Challenge:
Output all records precisely as written.

===============

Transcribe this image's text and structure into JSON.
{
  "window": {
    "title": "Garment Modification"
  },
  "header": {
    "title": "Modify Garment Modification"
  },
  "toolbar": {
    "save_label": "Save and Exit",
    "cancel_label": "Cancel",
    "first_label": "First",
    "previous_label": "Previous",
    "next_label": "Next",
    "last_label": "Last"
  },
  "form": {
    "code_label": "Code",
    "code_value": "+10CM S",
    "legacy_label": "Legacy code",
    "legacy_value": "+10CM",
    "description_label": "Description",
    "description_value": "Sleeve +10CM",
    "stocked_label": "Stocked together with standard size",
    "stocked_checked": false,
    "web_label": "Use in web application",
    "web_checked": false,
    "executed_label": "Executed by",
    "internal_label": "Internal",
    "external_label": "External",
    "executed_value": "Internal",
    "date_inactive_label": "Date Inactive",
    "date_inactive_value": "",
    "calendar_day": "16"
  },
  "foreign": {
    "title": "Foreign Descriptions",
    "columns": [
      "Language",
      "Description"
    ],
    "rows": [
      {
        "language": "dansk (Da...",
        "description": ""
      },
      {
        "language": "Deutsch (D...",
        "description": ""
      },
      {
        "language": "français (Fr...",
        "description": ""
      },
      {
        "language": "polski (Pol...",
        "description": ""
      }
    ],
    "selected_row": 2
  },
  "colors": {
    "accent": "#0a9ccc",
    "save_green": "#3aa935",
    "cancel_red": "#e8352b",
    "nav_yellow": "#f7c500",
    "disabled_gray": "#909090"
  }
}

===============

Answer to this task:
Transcribe this image's text and structure into JSON.
{
  "window": {
    "title": "Garment Modification"
  },
  "header": {
    "title": "Modify Garment Modification"
  },
  "toolbar": {
    "save_label": "Save and Exit",
    "cancel_label": "Cancel",
    "first_label": "First",
    "previous_label": "Previous",
    "next_label": "Next",
    "last_label": "Last"
  },
  "form": {
    "code_label": "Code",
    "code_value": "+10CM S",
    "legacy_label": "Legacy code",
    "legacy_value": "+10CM",
    "description_label": "Description",
    "description_value": "Sleeve +10CM",
    "stocked_label": "Stocked together with standard size",
    "stocked_checked": false,
    "web_label": "Use in web application",
    "web_checked": false,
    "executed_label": "Executed by",
    "internal_label": "Internal",
    "external_label": "External",
    "executed_value": "Internal",
    "date_inactive_label": "Date Inactive",
    "date_inactive_value": "",
    "calendar_day": "16"
  },
  "foreign": {
    "title": "Foreign Descriptions",
    "columns": [
      "Language",
      "Description"
    ],
    "rows": [
      {
        "language": "dansk (Da...",
        "description": ""
      },
      {
        "language": "Deutsch (D...",
        "description": ""
      },
      {
        "language": "français (Fr...",
        "description": ""
      },
      {
        "language": "polski (Pol...",
        "description": ""
      }
    ],
    "selected_row": 2
  },
  "colors": {
    "accent": "#0a9ccc",
    "save_green": "#3aa935",
    "cancel_red": "#e8352b",
    "nav_yellow": "#f7c500",
    "disabled_gray": "#909090"
  }
}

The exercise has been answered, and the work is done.